AIM OF THE TASK:
Show every line below where "prefix" can be found.

RECORD LIST:
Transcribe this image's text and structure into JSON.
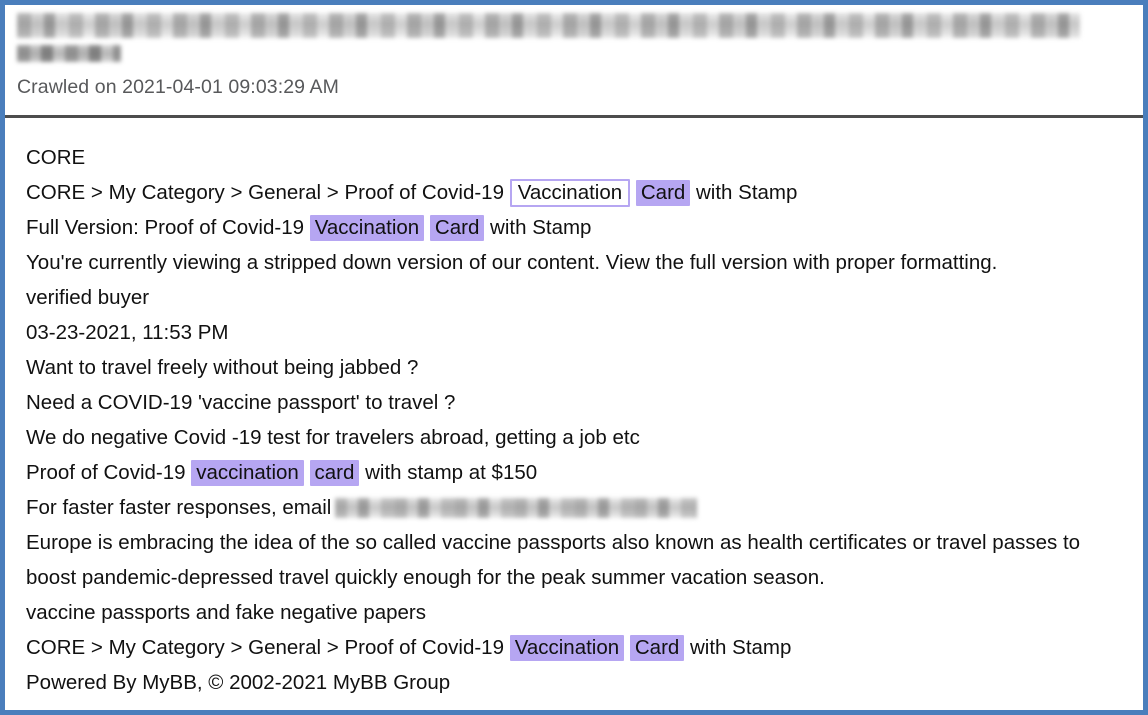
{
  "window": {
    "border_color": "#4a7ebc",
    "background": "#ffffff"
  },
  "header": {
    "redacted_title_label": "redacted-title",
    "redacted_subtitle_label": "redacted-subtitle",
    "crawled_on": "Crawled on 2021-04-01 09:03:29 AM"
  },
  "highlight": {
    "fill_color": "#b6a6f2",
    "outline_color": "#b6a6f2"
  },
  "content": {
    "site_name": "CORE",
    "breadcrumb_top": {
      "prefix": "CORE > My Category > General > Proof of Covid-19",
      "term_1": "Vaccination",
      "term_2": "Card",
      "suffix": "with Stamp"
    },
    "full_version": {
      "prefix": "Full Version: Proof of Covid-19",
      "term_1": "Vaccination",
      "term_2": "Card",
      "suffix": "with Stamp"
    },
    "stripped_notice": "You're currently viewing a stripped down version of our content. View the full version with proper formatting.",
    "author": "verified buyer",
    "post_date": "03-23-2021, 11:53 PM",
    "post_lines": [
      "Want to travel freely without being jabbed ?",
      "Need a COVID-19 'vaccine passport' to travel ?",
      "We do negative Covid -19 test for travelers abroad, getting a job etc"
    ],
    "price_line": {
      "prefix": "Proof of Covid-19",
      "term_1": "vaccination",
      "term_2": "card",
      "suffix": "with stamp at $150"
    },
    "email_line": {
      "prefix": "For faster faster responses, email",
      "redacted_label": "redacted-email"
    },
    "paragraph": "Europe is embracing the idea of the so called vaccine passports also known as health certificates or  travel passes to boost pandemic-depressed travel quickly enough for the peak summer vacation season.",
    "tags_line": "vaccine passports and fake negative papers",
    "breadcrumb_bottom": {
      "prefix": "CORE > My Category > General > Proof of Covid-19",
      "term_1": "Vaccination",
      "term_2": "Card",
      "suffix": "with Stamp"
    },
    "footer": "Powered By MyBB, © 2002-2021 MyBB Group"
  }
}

* * *

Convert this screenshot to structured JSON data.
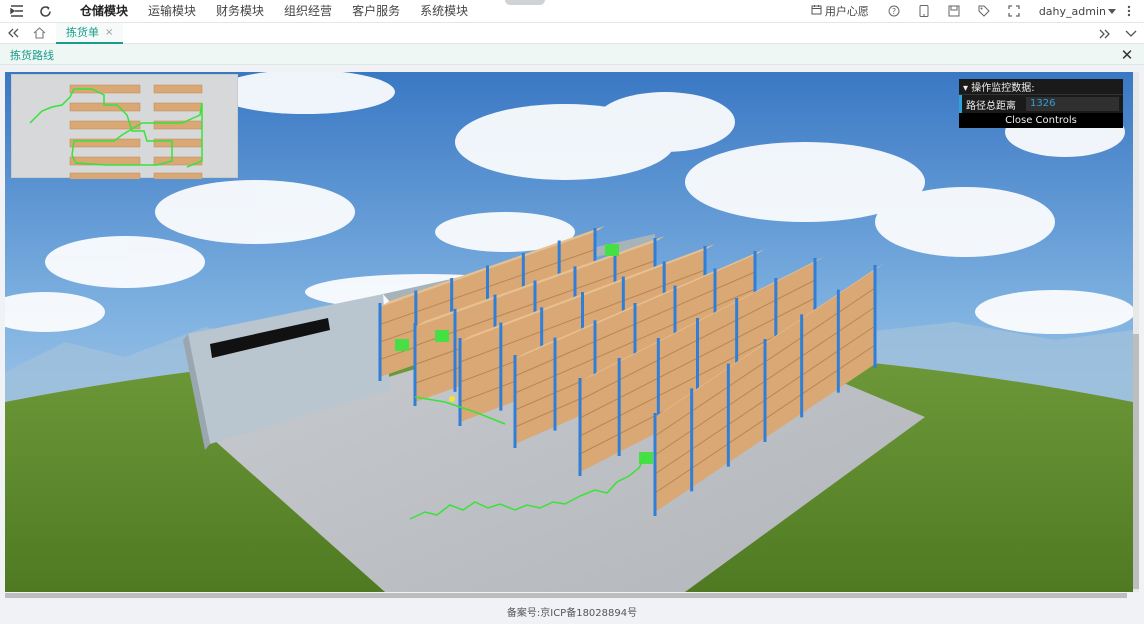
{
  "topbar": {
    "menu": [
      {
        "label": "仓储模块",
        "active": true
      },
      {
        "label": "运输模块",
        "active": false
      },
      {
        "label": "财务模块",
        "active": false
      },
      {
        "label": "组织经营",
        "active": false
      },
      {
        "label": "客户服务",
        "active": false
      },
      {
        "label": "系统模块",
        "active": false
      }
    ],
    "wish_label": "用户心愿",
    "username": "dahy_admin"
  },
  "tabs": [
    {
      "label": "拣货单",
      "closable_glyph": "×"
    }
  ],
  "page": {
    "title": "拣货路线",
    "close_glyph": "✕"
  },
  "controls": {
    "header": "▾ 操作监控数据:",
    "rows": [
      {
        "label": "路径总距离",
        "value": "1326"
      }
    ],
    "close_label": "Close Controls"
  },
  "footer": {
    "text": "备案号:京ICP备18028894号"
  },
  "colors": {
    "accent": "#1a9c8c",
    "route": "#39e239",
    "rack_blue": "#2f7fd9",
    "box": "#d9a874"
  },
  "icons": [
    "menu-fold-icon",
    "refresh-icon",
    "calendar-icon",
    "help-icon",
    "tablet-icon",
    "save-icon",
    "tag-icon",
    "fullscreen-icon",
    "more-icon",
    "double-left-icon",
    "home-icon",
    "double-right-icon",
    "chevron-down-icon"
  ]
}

TASK ANSWER:
      "prefix": "CORE > My Category > General > Proof of Covid-19",
      "prefix": "Full Version: Proof of Covid-19",
      "prefix": "Proof of Covid-19",
      "prefix": "For faster faster responses, email",
      "prefix": "CORE > My Category > General > Proof of Covid-19",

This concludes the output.